*Passage shown*.
····················

Sunday, January 18, 2015

Philippians 1:10- Why do we want to abound in all discernment?

And this I pray, that your love may abound still more and more in real knowledge and all discernment, 10so that you may approve the things that are excellent, in order to be sincere and blameless until the day of Christ; (Philippians 1:9-10)

Let's look specifically at verse 10. Whenever there is a 'so that' or a 'in order to' it means there is a causal relationship. We are supposed to DO something in order that a result can come about.

Here I'd like to focus on the "all discernment". Why does Paul want the Philippians (and us) to have all discernment? Because discernment is a critical ingredient in an important process. The result Paul is praying for his people to have is to be pure and blameless on the day we stand before Jesus. So now let's look at this process and see how in honing our discernment it helps us strive toward this end.
Literally, “With a view to your proving (and so approving and embracing) the things that excel” (Ro 2:18); not merely things not bad, but the things best among those that are good; the things of more advanced excellence. Ask as to things, not merely, Is there no harm, but is there any good, and which is the best?
Source: Jamieson, R., Fausset, A. R., & Brown, D. (1997). Commentary Critical and Explanatory on the Whole Bible (Vol. 2, p. 361). 

Now this is interesting. There are three questions the Commenter said we ask in discerning.

····················

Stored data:

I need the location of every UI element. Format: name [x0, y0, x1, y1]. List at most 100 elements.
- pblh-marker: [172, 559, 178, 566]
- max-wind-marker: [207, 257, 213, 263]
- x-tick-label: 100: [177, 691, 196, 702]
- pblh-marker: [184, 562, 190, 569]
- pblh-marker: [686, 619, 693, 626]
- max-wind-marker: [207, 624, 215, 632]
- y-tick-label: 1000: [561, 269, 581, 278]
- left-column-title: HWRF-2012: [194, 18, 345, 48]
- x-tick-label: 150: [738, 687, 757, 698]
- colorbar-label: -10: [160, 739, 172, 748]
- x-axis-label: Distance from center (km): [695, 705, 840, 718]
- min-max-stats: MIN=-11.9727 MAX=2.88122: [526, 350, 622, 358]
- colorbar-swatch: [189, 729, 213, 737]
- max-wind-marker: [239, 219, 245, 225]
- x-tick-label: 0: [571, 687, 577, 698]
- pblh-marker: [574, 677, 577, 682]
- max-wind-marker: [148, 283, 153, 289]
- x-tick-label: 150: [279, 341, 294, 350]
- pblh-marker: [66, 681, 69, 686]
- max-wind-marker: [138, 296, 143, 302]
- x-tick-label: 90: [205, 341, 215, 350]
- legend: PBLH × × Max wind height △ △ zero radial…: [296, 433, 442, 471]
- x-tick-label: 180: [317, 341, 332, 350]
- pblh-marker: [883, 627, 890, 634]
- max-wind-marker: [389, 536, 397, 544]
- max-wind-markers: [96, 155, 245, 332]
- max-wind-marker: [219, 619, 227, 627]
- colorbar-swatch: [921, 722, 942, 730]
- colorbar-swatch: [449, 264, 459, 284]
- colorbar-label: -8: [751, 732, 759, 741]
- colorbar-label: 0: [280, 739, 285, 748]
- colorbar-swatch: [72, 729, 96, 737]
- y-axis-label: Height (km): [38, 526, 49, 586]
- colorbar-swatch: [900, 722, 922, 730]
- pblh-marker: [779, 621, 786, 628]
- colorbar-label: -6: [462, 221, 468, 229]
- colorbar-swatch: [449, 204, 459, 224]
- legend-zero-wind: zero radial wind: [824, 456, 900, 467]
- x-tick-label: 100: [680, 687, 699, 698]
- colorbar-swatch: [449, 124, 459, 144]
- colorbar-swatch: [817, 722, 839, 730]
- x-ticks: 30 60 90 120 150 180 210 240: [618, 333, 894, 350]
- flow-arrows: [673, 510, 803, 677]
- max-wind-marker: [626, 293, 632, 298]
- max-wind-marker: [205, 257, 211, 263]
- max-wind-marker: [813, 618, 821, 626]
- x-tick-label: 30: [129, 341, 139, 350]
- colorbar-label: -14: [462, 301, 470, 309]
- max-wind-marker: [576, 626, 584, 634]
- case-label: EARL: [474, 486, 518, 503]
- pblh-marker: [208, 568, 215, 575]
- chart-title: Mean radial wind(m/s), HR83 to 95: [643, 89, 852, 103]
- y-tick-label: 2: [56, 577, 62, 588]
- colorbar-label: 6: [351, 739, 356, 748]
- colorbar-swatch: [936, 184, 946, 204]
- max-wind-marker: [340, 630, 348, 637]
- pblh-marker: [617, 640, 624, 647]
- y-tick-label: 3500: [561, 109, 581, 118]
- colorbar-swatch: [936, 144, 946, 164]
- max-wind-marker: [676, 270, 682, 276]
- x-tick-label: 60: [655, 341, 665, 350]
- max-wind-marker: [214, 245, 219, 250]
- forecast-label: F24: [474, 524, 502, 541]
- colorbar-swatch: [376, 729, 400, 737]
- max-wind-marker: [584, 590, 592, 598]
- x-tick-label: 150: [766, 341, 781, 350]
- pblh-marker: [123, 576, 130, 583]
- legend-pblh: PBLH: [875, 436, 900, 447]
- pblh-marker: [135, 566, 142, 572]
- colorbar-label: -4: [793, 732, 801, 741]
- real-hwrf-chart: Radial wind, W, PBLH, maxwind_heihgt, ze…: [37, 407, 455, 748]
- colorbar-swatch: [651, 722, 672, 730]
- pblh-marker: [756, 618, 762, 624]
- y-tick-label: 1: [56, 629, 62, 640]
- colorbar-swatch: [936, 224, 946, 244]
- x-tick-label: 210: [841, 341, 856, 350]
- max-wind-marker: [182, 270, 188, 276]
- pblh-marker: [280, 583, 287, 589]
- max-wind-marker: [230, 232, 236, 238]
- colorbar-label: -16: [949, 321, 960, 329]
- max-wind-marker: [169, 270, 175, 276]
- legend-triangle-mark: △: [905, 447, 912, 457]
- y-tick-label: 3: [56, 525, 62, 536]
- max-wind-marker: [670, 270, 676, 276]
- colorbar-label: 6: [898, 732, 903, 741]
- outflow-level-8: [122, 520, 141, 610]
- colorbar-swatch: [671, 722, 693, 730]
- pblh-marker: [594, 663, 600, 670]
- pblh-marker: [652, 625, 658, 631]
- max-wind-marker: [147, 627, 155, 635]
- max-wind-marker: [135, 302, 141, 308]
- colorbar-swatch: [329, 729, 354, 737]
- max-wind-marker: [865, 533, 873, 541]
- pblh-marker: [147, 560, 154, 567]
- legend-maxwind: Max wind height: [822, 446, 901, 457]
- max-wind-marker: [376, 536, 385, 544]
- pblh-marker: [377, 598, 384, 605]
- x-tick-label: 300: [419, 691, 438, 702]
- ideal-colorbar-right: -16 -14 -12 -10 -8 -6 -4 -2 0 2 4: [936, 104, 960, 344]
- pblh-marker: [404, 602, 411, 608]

····················

*Work instructions*.
(1) In the Philippians 1:10 post, switch "causal relationship" to "cause-and-effect relationship" and write out the part between "And this I pray, that" and "can come about.", inclusive.
(2) According to the Philippians 1:10 post, what result is Paul praying for his people to have?

*Solutions by task*.
(1)
And this I pray, that your love may abound still more and more in real knowledge and all discernment, 10so that you may approve the things that are excellent, in order to be sincere and blameless until the day of Christ; (Philippians 1:9-10)

Let's look specifically at verse 10. Whenever there is a 'so that' or a 'in order to' it means there is a cause-and-effect relationship. We are supposed to DO something in order that a result can come about.

(2) To be pure and blameless on the day they stand before Jesus.